[START]

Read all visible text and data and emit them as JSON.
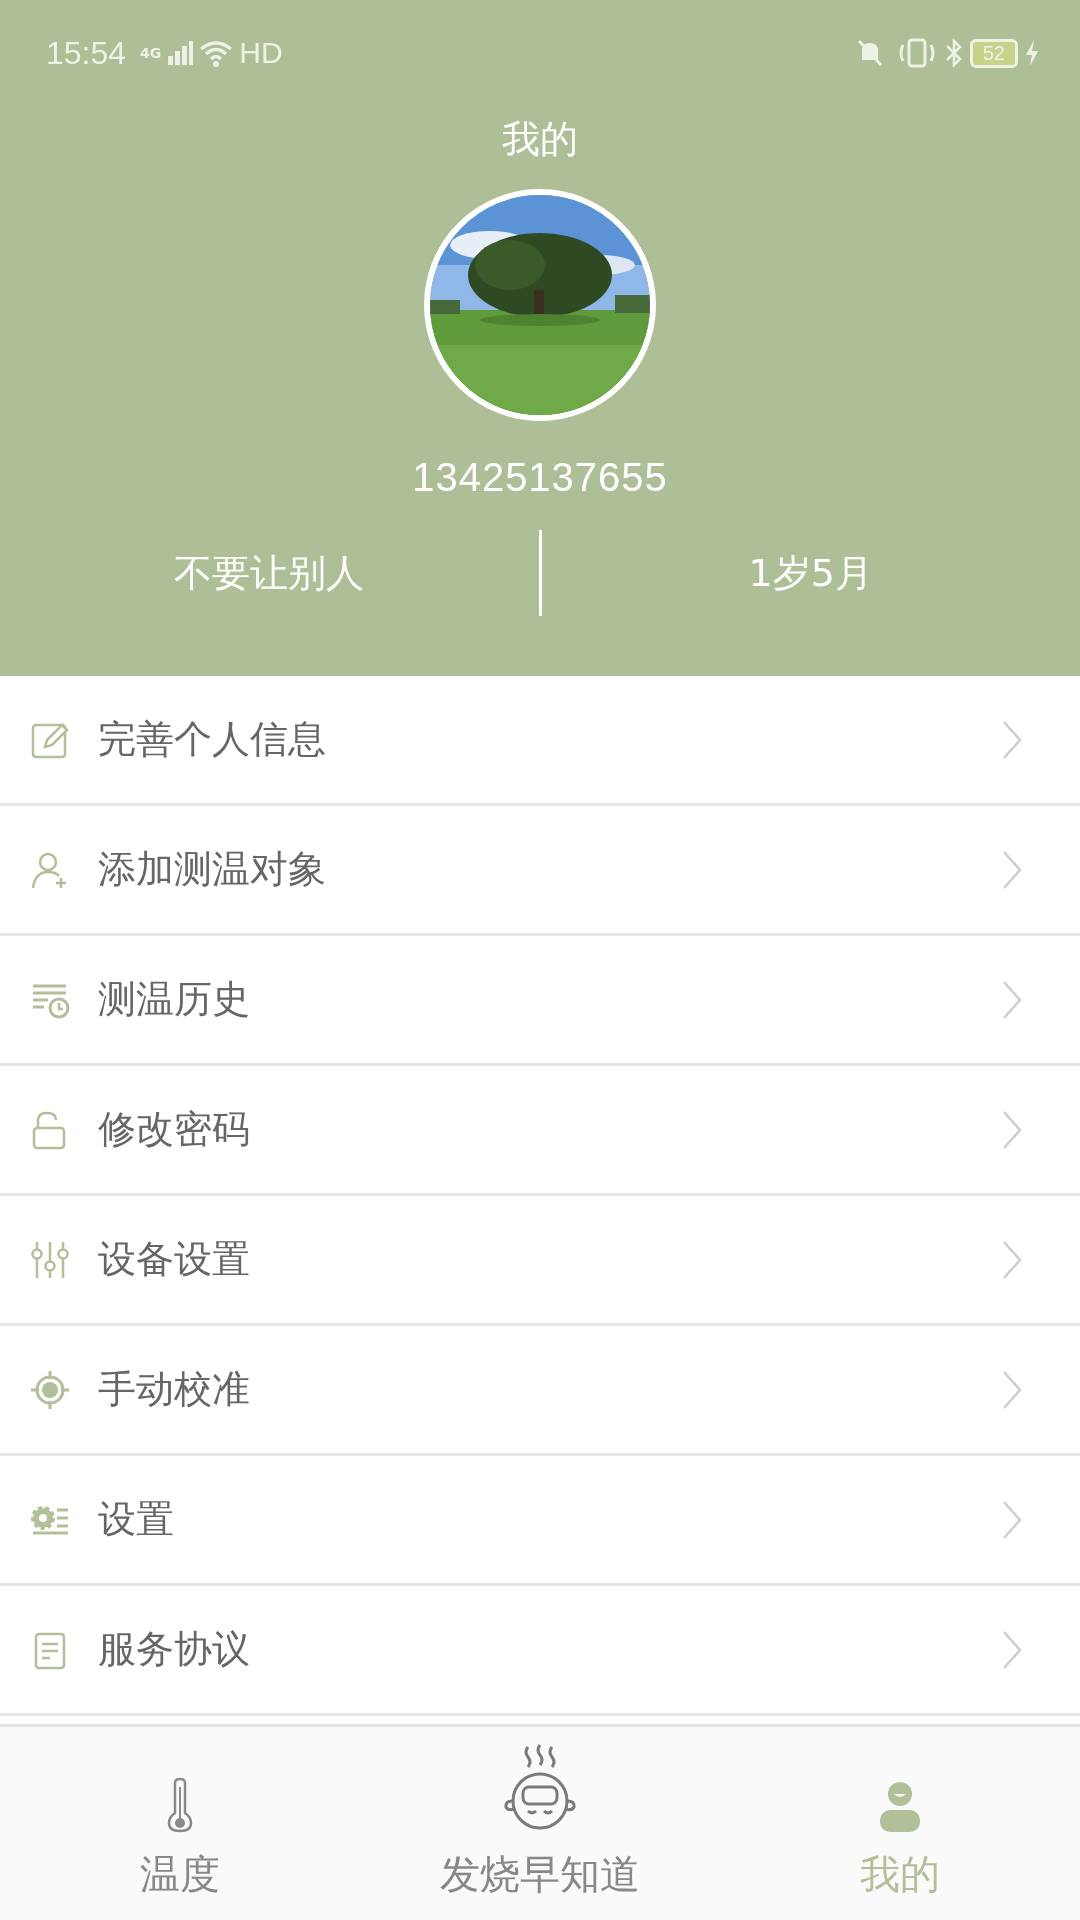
{
  "status_bar": {
    "time": "15:54",
    "network": "4G",
    "wifi_label": "HD",
    "battery": "52"
  },
  "header": {
    "title": "我的",
    "phone": "13425137655",
    "name": "不要让别人",
    "age": "1岁5月"
  },
  "menu": [
    {
      "kind": "edit",
      "label": "完善个人信息"
    },
    {
      "kind": "add-user",
      "label": "添加测温对象"
    },
    {
      "kind": "history",
      "label": "测温历史"
    },
    {
      "kind": "lock",
      "label": "修改密码"
    },
    {
      "kind": "sliders",
      "label": "设备设置"
    },
    {
      "kind": "target",
      "label": "手动校准"
    },
    {
      "kind": "gear",
      "label": "设置"
    },
    {
      "kind": "document",
      "label": "服务协议"
    }
  ],
  "tabs": [
    {
      "kind": "thermometer",
      "label": "温度",
      "selected": false
    },
    {
      "kind": "baby",
      "label": "发烧早知道",
      "selected": false
    },
    {
      "kind": "person",
      "label": "我的",
      "selected": true
    }
  ]
}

[END]

## EXERCISE INSTRUCTIONS
Leave out the pictures and copy everything else in the records word for word.

## IN RESPONSE
Read all visible text and data and emit them as JSON.
{
  "status_bar": {
    "time": "15:54",
    "network": "4G",
    "wifi_label": "HD",
    "battery": "52"
  },
  "header": {
    "title": "我的",
    "phone": "13425137655",
    "name": "不要让别人",
    "age": "1岁5月"
  },
  "menu": [
    {
      "kind": "edit",
      "label": "完善个人信息"
    },
    {
      "kind": "add-user",
      "label": "添加测温对象"
    },
    {
      "kind": "history",
      "label": "测温历史"
    },
    {
      "kind": "lock",
      "label": "修改密码"
    },
    {
      "kind": "sliders",
      "label": "设备设置"
    },
    {
      "kind": "target",
      "label": "手动校准"
    },
    {
      "kind": "gear",
      "label": "设置"
    },
    {
      "kind": "document",
      "label": "服务协议"
    }
  ],
  "tabs": [
    {
      "kind": "thermometer",
      "label": "温度",
      "selected": false
    },
    {
      "kind": "baby",
      "label": "发烧早知道",
      "selected": false
    },
    {
      "kind": "person",
      "label": "我的",
      "selected": true
    }
  ]
}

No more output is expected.